Task directions => Every record below should be printed exactly as it appears.

Provided records =>
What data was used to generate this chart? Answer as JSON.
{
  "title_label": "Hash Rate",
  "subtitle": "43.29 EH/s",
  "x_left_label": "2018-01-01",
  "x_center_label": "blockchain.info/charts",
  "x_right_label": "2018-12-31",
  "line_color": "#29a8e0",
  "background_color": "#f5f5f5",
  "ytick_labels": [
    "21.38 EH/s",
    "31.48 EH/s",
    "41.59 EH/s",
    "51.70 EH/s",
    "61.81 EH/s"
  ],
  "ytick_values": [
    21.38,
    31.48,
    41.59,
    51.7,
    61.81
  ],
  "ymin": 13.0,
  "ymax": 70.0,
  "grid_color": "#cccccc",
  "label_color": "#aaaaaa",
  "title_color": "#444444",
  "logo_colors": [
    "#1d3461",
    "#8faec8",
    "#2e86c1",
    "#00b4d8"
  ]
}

In response =>
What data was used to generate this chart? Answer as JSON.
{
  "title_label": "Hash Rate",
  "subtitle": "43.29 EH/s",
  "x_left_label": "2018-01-01",
  "x_center_label": "blockchain.info/charts",
  "x_right_label": "2018-12-31",
  "line_color": "#29a8e0",
  "background_color": "#f5f5f5",
  "ytick_labels": [
    "21.38 EH/s",
    "31.48 EH/s",
    "41.59 EH/s",
    "51.70 EH/s",
    "61.81 EH/s"
  ],
  "ytick_values": [
    21.38,
    31.48,
    41.59,
    51.7,
    61.81
  ],
  "ymin": 13.0,
  "ymax": 70.0,
  "grid_color": "#cccccc",
  "label_color": "#aaaaaa",
  "title_color": "#444444",
  "logo_colors": [
    "#1d3461",
    "#8faec8",
    "#2e86c1",
    "#00b4d8"
  ]
}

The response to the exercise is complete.